#### [The task]
Reproduce the following material exactly, including every line.

#### [Information provided]

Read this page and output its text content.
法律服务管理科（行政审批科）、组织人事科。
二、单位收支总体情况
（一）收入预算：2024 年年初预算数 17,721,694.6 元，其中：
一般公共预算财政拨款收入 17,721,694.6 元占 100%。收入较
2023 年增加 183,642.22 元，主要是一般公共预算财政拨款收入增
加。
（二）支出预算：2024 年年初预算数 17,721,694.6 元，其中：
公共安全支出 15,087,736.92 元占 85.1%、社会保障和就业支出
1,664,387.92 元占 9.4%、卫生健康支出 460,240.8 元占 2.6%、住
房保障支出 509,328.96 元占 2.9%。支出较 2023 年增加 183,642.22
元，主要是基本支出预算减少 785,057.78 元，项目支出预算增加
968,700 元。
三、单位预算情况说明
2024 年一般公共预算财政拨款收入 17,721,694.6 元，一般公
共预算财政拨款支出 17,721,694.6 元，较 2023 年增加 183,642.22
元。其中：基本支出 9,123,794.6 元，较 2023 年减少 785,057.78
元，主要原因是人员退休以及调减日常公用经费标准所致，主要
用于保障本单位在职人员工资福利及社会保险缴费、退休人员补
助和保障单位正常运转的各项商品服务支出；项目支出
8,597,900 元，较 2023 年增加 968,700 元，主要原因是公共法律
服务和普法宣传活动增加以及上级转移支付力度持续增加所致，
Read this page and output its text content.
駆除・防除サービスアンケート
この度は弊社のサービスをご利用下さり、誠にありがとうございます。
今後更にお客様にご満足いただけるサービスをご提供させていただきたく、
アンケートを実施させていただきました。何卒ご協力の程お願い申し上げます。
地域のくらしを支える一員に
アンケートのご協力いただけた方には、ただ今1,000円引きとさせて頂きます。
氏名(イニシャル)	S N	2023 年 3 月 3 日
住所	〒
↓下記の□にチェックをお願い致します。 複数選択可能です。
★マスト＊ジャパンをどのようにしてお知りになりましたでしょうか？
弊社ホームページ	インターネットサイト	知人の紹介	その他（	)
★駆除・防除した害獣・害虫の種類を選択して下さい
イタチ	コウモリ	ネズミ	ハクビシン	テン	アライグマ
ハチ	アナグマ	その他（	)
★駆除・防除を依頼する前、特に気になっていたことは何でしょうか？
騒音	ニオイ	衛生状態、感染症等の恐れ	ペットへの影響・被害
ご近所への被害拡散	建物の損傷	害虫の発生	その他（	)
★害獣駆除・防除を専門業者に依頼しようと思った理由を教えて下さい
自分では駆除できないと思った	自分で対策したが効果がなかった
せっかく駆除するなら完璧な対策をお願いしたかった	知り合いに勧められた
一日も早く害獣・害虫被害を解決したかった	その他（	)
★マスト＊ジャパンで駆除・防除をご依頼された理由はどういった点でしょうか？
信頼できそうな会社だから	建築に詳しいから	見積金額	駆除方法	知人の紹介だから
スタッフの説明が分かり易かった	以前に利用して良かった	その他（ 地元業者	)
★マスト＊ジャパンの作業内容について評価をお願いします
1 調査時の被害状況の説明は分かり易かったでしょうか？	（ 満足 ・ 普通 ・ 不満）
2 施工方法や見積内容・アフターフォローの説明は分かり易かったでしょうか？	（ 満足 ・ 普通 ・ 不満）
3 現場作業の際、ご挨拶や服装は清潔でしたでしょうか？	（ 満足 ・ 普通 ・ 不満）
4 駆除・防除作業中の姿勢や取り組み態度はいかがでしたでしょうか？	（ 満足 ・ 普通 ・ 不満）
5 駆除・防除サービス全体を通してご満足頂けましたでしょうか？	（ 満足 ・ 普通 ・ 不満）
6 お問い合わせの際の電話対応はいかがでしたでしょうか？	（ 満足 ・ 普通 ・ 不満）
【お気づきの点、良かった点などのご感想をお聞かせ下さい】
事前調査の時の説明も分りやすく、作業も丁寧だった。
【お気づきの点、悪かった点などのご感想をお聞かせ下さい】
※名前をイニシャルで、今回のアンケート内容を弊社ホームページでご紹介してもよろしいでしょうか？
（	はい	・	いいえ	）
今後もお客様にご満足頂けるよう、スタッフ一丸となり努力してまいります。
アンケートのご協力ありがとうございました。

#### [Complete output]
Read this page and output its text content.
法律服务管理科（行政审批科）、组织人事科。
二、单位收支总体情况
（一）收入预算：2024 年年初预算数 17,721,694.6 元，其中：
一般公共预算财政拨款收入 17,721,694.6 元占 100%。收入较
2023 年增加 183,642.22 元，主要是一般公共预算财政拨款收入增
加。
（二）支出预算：2024 年年初预算数 17,721,694.6 元，其中：
公共安全支出 15,087,736.92 元占 85.1%、社会保障和就业支出
1,664,387.92 元占 9.4%、卫生健康支出 460,240.8 元占 2.6%、住
房保障支出 509,328.96 元占 2.9%。支出较 2023 年增加 183,642.22
元，主要是基本支出预算减少 785,057.78 元，项目支出预算增加
968,700 元。
三、单位预算情况说明
2024 年一般公共预算财政拨款收入 17,721,694.6 元，一般公
共预算财政拨款支出 17,721,694.6 元，较 2023 年增加 183,642.22
元。其中：基本支出 9,123,794.6 元，较 2023 年减少 785,057.78
元，主要原因是人员退休以及调减日常公用经费标准所致，主要
用于保障本单位在职人员工资福利及社会保险缴费、退休人员补
助和保障单位正常运转的各项商品服务支出；项目支出
8,597,900 元，较 2023 年增加 968,700 元，主要原因是公共法律
服务和普法宣传活动增加以及上级转移支付力度持续增加所致，
Read this page and output its text content.
駆除・防除サービスアンケート
この度は弊社のサービスをご利用下さり、誠にありがとうございます。
今後更にお客様にご満足いただけるサービスをご提供させていただきたく、
アンケートを実施させていただきました。何卒ご協力の程お願い申し上げます。
地域のくらしを支える一員に
アンケートのご協力いただけた方には、ただ今1,000円引きとさせて頂きます。
氏名(イニシャル)	S N	2023 年 3 月 3 日
住所	〒
↓下記の□にチェックをお願い致します。 複数選択可能です。
★マスト＊ジャパンをどのようにしてお知りになりましたでしょうか？
弊社ホームページ	インターネットサイト	知人の紹介	その他（	)
★駆除・防除した害獣・害虫の種類を選択して下さい
イタチ	コウモリ	ネズミ	ハクビシン	テン	アライグマ
ハチ	アナグマ	その他（	)
★駆除・防除を依頼する前、特に気になっていたことは何でしょうか？
騒音	ニオイ	衛生状態、感染症等の恐れ	ペットへの影響・被害
ご近所への被害拡散	建物の損傷	害虫の発生	その他（	)
★害獣駆除・防除を専門業者に依頼しようと思った理由を教えて下さい
自分では駆除できないと思った	自分で対策したが効果がなかった
せっかく駆除するなら完璧な対策をお願いしたかった	知り合いに勧められた
一日も早く害獣・害虫被害を解決したかった	その他（	)
★マスト＊ジャパンで駆除・防除をご依頼された理由はどういった点でしょうか？
信頼できそうな会社だから	建築に詳しいから	見積金額	駆除方法	知人の紹介だから
スタッフの説明が分かり易かった	以前に利用して良かった	その他（ 地元業者	)
★マスト＊ジャパンの作業内容について評価をお願いします
1 調査時の被害状況の説明は分かり易かったでしょうか？	（ 満足 ・ 普通 ・ 不満）
2 施工方法や見積内容・アフターフォローの説明は分かり易かったでしょうか？	（ 満足 ・ 普通 ・ 不満）
3 現場作業の際、ご挨拶や服装は清潔でしたでしょうか？	（ 満足 ・ 普通 ・ 不満）
4 駆除・防除作業中の姿勢や取り組み態度はいかがでしたでしょうか？	（ 満足 ・ 普通 ・ 不満）
5 駆除・防除サービス全体を通してご満足頂けましたでしょうか？	（ 満足 ・ 普通 ・ 不満）
6 お問い合わせの際の電話対応はいかがでしたでしょうか？	（ 満足 ・ 普通 ・ 不満）
【お気づきの点、良かった点などのご感想をお聞かせ下さい】
事前調査の時の説明も分りやすく、作業も丁寧だった。
【お気づきの点、悪かった点などのご感想をお聞かせ下さい】
※名前をイニシャルで、今回のアンケート内容を弊社ホームページでご紹介してもよろしいでしょうか？
（	はい	・	いいえ	）
今後もお客様にご満足頂けるよう、スタッフ一丸となり努力してまいります。
アンケートのご協力ありがとうございました。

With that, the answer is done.